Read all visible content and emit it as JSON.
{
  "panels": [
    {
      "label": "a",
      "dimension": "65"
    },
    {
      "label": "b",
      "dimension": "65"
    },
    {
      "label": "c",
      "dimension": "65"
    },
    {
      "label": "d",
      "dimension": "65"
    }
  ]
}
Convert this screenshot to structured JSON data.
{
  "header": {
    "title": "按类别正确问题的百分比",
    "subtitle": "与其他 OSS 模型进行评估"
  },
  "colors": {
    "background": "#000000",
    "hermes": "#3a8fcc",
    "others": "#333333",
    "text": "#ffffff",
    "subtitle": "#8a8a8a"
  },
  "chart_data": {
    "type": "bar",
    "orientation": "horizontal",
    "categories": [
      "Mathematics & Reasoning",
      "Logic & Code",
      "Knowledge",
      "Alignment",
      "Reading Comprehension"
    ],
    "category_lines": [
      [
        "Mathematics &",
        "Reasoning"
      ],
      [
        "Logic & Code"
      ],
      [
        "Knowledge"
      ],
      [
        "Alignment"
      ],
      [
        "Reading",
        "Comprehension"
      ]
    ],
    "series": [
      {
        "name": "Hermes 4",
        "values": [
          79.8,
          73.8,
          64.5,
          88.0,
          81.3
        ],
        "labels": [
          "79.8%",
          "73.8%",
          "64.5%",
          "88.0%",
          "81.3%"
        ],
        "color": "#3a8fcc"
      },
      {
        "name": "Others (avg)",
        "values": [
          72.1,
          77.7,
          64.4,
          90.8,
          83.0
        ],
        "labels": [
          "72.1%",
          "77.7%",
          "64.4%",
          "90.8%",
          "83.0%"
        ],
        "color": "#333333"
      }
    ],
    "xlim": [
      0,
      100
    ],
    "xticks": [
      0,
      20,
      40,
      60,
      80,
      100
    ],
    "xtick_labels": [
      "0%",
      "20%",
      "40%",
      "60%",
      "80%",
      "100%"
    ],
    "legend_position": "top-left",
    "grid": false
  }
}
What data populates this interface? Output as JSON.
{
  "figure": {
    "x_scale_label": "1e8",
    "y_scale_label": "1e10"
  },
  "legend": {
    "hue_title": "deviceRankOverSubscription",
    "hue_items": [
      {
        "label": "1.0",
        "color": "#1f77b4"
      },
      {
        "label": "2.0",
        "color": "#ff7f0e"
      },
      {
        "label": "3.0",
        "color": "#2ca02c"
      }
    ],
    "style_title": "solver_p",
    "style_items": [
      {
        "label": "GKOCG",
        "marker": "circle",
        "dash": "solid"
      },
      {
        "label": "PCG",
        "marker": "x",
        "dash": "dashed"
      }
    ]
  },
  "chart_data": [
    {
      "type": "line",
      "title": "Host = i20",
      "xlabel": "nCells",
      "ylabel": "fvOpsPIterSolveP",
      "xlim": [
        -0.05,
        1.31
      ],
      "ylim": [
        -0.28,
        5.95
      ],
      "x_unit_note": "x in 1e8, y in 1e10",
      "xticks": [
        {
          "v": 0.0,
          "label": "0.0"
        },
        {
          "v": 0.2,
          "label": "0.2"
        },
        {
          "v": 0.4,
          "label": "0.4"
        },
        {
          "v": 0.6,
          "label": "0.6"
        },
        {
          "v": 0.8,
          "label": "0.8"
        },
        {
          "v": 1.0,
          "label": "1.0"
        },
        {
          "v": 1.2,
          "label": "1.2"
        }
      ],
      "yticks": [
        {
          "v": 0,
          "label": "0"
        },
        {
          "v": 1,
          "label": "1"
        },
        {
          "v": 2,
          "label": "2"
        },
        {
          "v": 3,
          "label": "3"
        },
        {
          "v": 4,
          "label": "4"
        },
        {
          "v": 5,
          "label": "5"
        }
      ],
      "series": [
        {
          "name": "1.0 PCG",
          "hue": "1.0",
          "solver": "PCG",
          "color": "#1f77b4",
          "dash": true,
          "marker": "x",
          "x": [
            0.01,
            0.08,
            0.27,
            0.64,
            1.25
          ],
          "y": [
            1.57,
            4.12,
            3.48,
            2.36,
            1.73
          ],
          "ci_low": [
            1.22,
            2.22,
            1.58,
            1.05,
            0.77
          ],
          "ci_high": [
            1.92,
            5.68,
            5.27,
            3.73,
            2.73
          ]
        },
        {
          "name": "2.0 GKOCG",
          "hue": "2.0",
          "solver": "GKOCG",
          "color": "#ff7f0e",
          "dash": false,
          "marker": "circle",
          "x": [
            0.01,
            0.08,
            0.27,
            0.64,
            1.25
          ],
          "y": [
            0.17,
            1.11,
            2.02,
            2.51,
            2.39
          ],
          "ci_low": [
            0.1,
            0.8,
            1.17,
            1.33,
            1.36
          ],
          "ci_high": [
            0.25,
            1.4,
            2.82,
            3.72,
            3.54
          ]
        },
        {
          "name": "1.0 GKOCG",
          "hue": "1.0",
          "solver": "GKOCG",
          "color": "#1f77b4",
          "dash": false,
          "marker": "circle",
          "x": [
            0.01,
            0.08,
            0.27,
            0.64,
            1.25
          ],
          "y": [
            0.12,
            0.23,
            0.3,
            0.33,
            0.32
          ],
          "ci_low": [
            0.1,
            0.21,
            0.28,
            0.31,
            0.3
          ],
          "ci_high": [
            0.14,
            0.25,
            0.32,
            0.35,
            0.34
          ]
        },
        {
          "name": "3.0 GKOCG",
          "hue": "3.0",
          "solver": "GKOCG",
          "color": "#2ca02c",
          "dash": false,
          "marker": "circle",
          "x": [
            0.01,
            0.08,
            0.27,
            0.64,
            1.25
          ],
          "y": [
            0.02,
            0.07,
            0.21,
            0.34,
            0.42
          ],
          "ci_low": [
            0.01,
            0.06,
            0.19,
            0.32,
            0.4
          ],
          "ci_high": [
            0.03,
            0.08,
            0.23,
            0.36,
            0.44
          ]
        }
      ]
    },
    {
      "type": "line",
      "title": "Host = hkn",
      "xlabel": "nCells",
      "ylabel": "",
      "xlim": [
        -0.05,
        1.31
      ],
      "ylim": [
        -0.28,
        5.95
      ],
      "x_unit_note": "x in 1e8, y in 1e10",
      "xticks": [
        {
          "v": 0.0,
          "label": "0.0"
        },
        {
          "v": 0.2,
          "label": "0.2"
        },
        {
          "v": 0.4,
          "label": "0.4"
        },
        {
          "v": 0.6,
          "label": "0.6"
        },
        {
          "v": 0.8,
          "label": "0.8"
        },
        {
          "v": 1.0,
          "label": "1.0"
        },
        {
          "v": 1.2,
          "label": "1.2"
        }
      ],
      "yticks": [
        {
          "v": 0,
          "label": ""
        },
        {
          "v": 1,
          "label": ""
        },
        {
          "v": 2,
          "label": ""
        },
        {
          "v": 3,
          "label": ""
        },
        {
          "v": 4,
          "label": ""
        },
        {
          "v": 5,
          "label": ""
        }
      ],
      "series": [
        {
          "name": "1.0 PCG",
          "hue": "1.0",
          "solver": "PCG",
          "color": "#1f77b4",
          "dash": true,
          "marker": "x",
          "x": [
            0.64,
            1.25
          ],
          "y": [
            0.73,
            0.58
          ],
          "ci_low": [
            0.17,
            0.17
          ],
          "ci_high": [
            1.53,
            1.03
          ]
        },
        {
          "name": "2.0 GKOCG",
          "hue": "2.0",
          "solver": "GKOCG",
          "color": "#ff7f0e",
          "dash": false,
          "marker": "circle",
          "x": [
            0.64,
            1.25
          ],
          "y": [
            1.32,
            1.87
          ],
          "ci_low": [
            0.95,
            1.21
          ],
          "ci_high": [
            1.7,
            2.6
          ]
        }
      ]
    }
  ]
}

Requirements: Nothing may be left out: return each entry exactly as it reads.

Task answer:
Read all visible content and emit it as JSON.
{
  "panels": [
    {
      "label": "a",
      "dimension": "65"
    },
    {
      "label": "b",
      "dimension": "65"
    },
    {
      "label": "c",
      "dimension": "65"
    },
    {
      "label": "d",
      "dimension": "65"
    }
  ]
}
Convert this screenshot to structured JSON data.
{
  "header": {
    "title": "按类别正确问题的百分比",
    "subtitle": "与其他 OSS 模型进行评估"
  },
  "colors": {
    "background": "#000000",
    "hermes": "#3a8fcc",
    "others": "#333333",
    "text": "#ffffff",
    "subtitle": "#8a8a8a"
  },
  "chart_data": {
    "type": "bar",
    "orientation": "horizontal",
    "categories": [
      "Mathematics & Reasoning",
      "Logic & Code",
      "Knowledge",
      "Alignment",
      "Reading Comprehension"
    ],
    "category_lines": [
      [
        "Mathematics &",
        "Reasoning"
      ],
      [
        "Logic & Code"
      ],
      [
        "Knowledge"
      ],
      [
        "Alignment"
      ],
      [
        "Reading",
        "Comprehension"
      ]
    ],
    "series": [
      {
        "name": "Hermes 4",
        "values": [
          79.8,
          73.8,
          64.5,
          88.0,
          81.3
        ],
        "labels": [
          "79.8%",
          "73.8%",
          "64.5%",
          "88.0%",
          "81.3%"
        ],
        "color": "#3a8fcc"
      },
      {
        "name": "Others (avg)",
        "values": [
          72.1,
          77.7,
          64.4,
          90.8,
          83.0
        ],
        "labels": [
          "72.1%",
          "77.7%",
          "64.4%",
          "90.8%",
          "83.0%"
        ],
        "color": "#333333"
      }
    ],
    "xlim": [
      0,
      100
    ],
    "xticks": [
      0,
      20,
      40,
      60,
      80,
      100
    ],
    "xtick_labels": [
      "0%",
      "20%",
      "40%",
      "60%",
      "80%",
      "100%"
    ],
    "legend_position": "top-left",
    "grid": false
  }
}
What data populates this interface? Output as JSON.
{
  "figure": {
    "x_scale_label": "1e8",
    "y_scale_label": "1e10"
  },
  "legend": {
    "hue_title": "deviceRankOverSubscription",
    "hue_items": [
      {
        "label": "1.0",
        "color": "#1f77b4"
      },
      {
        "label": "2.0",
        "color": "#ff7f0e"
      },
      {
        "label": "3.0",
        "color": "#2ca02c"
      }
    ],
    "style_title": "solver_p",
    "style_items": [
      {
        "label": "GKOCG",
        "marker": "circle",
        "dash": "solid"
      },
      {
        "label": "PCG",
        "marker": "x",
        "dash": "dashed"
      }
    ]
  },
  "chart_data": [
    {
      "type": "line",
      "title": "Host = i20",
      "xlabel": "nCells",
      "ylabel": "fvOpsPIterSolveP",
      "xlim": [
        -0.05,
        1.31
      ],
      "ylim": [
        -0.28,
        5.95
      ],
      "x_unit_note": "x in 1e8, y in 1e10",
      "xticks": [
        {
          "v": 0.0,
          "label": "0.0"
        },
        {
          "v": 0.2,
          "label": "0.2"
        },
        {
          "v": 0.4,
          "label": "0.4"
        },
        {
          "v": 0.6,
          "label": "0.6"
        },
        {
          "v": 0.8,
          "label": "0.8"
        },
        {
          "v": 1.0,
          "label": "1.0"
        },
        {
          "v": 1.2,
          "label": "1.2"
        }
      ],
      "yticks": [
        {
          "v": 0,
          "label": "0"
        },
        {
          "v": 1,
          "label": "1"
        },
        {
          "v": 2,
          "label": "2"
        },
        {
          "v": 3,
          "label": "3"
        },
        {
          "v": 4,
          "label": "4"
        },
        {
          "v": 5,
          "label": "5"
        }
      ],
      "series": [
        {
          "name": "1.0 PCG",
          "hue": "1.0",
          "solver": "PCG",
          "color": "#1f77b4",
          "dash": true,
          "marker": "x",
          "x": [
            0.01,
            0.08,
            0.27,
            0.64,
            1.25
          ],
          "y": [
            1.57,
            4.12,
            3.48,
            2.36,
            1.73
          ],
          "ci_low": [
            1.22,
            2.22,
            1.58,
            1.05,
            0.77
          ],
          "ci_high": [
            1.92,
            5.68,
            5.27,
            3.73,
            2.73
          ]
        },
        {
          "name": "2.0 GKOCG",
          "hue": "2.0",
          "solver": "GKOCG",
          "color": "#ff7f0e",
          "dash": false,
          "marker": "circle",
          "x": [
            0.01,
            0.08,
            0.27,
            0.64,
            1.25
          ],
          "y": [
            0.17,
            1.11,
            2.02,
            2.51,
            2.39
          ],
          "ci_low": [
            0.1,
            0.8,
            1.17,
            1.33,
            1.36
          ],
          "ci_high": [
            0.25,
            1.4,
            2.82,
            3.72,
            3.54
          ]
        },
        {
          "name": "1.0 GKOCG",
          "hue": "1.0",
          "solver": "GKOCG",
          "color": "#1f77b4",
          "dash": false,
          "marker": "circle",
          "x": [
            0.01,
            0.08,
            0.27,
            0.64,
            1.25
          ],
          "y": [
            0.12,
            0.23,
            0.3,
            0.33,
            0.32
          ],
          "ci_low": [
            0.1,
            0.21,
            0.28,
            0.31,
            0.3
          ],
          "ci_high": [
            0.14,
            0.25,
            0.32,
            0.35,
            0.34
          ]
        },
        {
          "name": "3.0 GKOCG",
          "hue": "3.0",
          "solver": "GKOCG",
          "color": "#2ca02c",
          "dash": false,
          "marker": "circle",
          "x": [
            0.01,
            0.08,
            0.27,
            0.64,
            1.25
          ],
          "y": [
            0.02,
            0.07,
            0.21,
            0.34,
            0.42
          ],
          "ci_low": [
            0.01,
            0.06,
            0.19,
            0.32,
            0.4
          ],
          "ci_high": [
            0.03,
            0.08,
            0.23,
            0.36,
            0.44
          ]
        }
      ]
    },
    {
      "type": "line",
      "title": "Host = hkn",
      "xlabel": "nCells",
      "ylabel": "",
      "xlim": [
        -0.05,
        1.31
      ],
      "ylim": [
        -0.28,
        5.95
      ],
      "x_unit_note": "x in 1e8, y in 1e10",
      "xticks": [
        {
          "v": 0.0,
          "label": "0.0"
        },
        {
          "v": 0.2,
          "label": "0.2"
        },
        {
          "v": 0.4,
          "label": "0.4"
        },
        {
          "v": 0.6,
          "label": "0.6"
        },
        {
          "v": 0.8,
          "label": "0.8"
        },
        {
          "v": 1.0,
          "label": "1.0"
        },
        {
          "v": 1.2,
          "label": "1.2"
        }
      ],
      "yticks": [
        {
          "v": 0,
          "label": ""
        },
        {
          "v": 1,
          "label": ""
        },
        {
          "v": 2,
          "label": ""
        },
        {
          "v": 3,
          "label": ""
        },
        {
          "v": 4,
          "label": ""
        },
        {
          "v": 5,
          "label": ""
        }
      ],
      "series": [
        {
          "name": "1.0 PCG",
          "hue": "1.0",
          "solver": "PCG",
          "color": "#1f77b4",
          "dash": true,
          "marker": "x",
          "x": [
            0.64,
            1.25
          ],
          "y": [
            0.73,
            0.58
          ],
          "ci_low": [
            0.17,
            0.17
          ],
          "ci_high": [
            1.53,
            1.03
          ]
        },
        {
          "name": "2.0 GKOCG",
          "hue": "2.0",
          "solver": "GKOCG",
          "color": "#ff7f0e",
          "dash": false,
          "marker": "circle",
          "x": [
            0.64,
            1.25
          ],
          "y": [
            1.32,
            1.87
          ],
          "ci_low": [
            0.95,
            1.21
          ],
          "ci_high": [
            1.7,
            2.6
          ]
        }
      ]
    }
  ]
}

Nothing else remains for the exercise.